## Supplied material
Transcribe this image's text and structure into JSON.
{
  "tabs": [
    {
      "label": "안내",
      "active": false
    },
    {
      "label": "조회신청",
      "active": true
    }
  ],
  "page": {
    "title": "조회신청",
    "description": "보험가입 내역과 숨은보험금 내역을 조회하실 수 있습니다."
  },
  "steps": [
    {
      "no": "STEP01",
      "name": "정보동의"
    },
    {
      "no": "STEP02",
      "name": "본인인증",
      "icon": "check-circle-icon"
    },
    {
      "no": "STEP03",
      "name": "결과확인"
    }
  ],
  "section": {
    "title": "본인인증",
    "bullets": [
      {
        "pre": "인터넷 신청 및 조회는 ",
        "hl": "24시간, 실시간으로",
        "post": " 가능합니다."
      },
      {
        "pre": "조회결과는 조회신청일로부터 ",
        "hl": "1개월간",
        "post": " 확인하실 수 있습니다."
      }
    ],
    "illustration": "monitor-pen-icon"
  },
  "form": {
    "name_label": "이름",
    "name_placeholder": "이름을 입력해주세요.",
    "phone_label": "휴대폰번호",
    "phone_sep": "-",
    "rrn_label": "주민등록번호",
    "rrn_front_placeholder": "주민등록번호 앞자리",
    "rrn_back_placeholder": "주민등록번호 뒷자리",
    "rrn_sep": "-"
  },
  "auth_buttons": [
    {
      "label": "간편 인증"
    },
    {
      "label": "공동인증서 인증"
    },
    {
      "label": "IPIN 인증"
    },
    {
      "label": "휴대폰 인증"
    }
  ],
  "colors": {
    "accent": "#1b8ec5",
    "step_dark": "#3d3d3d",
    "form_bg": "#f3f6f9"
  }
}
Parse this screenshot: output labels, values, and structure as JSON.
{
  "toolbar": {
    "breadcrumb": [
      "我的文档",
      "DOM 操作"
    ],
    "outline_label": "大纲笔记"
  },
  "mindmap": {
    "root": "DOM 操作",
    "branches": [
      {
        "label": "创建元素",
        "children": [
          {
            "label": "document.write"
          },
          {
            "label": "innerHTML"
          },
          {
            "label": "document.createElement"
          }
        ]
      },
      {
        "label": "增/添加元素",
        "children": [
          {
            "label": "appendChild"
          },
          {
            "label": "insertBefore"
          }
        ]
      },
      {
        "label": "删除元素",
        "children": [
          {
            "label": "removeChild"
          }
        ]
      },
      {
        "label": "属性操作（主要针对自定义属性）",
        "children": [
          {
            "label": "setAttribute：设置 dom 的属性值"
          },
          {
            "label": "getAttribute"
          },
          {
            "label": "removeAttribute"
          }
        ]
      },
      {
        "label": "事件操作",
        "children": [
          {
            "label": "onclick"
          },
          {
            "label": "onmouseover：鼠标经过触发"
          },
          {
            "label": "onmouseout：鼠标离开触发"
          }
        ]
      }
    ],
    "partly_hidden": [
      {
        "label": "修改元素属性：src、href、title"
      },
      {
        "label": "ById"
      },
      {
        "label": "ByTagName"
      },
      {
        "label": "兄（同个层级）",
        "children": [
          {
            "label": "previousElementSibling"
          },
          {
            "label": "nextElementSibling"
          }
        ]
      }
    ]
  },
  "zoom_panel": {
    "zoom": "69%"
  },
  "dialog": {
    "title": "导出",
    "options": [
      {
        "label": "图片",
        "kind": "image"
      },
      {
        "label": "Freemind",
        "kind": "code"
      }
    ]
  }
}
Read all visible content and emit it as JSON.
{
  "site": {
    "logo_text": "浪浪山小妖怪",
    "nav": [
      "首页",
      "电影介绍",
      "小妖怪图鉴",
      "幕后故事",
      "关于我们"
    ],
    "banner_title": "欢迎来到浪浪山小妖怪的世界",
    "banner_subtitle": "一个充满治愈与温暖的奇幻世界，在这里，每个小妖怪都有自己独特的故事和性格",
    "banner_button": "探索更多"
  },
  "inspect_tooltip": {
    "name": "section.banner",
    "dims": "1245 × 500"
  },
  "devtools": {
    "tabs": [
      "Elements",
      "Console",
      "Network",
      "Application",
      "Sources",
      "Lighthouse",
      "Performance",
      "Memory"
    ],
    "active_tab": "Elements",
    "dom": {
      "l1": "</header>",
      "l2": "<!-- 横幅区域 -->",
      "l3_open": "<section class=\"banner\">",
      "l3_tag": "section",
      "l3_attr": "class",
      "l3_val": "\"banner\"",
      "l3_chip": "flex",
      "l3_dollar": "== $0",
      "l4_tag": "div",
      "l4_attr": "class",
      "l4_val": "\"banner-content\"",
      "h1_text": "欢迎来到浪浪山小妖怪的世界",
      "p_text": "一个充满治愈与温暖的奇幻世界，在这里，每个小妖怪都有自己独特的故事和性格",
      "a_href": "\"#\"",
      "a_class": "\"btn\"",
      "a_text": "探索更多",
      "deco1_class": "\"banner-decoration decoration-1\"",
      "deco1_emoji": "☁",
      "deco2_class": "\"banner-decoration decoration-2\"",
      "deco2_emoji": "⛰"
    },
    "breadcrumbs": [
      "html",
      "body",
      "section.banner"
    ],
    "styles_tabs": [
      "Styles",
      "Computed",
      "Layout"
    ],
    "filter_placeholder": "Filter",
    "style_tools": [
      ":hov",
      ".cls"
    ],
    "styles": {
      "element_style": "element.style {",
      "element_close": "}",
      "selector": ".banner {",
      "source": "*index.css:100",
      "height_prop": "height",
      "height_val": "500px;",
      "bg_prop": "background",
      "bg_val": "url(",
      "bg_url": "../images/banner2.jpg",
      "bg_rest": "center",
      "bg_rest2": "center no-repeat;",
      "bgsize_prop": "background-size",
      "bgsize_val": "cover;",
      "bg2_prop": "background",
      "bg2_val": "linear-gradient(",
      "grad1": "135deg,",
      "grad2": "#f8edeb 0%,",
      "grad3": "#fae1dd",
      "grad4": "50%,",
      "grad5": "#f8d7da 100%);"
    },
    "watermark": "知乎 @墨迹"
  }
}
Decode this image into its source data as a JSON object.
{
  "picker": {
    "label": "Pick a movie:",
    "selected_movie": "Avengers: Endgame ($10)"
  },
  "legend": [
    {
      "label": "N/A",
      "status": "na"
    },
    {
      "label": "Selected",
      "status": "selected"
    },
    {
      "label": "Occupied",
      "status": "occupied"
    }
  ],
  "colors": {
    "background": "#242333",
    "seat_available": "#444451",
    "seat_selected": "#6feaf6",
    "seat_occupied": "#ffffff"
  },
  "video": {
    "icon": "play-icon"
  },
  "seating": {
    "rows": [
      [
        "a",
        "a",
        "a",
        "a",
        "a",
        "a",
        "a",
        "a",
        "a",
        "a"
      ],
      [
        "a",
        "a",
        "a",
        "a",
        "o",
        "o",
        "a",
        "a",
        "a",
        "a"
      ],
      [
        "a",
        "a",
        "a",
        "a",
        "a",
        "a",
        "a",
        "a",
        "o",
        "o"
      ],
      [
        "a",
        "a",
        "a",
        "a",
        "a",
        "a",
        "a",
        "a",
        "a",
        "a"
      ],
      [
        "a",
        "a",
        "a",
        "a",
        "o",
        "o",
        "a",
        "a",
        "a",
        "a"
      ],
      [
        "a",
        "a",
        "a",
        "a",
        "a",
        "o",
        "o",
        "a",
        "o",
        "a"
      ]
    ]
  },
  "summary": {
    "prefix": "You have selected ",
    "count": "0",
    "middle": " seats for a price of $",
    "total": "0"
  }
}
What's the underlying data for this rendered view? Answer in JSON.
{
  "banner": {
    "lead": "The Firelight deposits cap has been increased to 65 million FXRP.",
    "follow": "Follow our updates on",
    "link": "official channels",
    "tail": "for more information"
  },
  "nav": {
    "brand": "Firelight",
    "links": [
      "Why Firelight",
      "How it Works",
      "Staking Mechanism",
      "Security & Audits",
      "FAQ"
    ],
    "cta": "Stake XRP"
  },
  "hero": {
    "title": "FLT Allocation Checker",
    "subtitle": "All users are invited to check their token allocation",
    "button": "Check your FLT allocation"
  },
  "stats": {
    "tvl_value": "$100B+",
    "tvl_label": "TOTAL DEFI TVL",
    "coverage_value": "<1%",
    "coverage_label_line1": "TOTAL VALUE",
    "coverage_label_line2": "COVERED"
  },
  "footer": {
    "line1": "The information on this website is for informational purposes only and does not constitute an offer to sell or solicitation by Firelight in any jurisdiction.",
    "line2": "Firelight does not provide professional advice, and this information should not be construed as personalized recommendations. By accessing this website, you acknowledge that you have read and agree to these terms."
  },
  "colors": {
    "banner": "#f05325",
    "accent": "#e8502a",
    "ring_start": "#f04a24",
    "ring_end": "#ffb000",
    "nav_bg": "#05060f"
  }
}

## What needs to be done
Isolate each line of the listing above that includes "content". Copy it.

## Completed exercise
Read all visible content and emit it as JSON.
      "l4_val": "\"banner-content\"",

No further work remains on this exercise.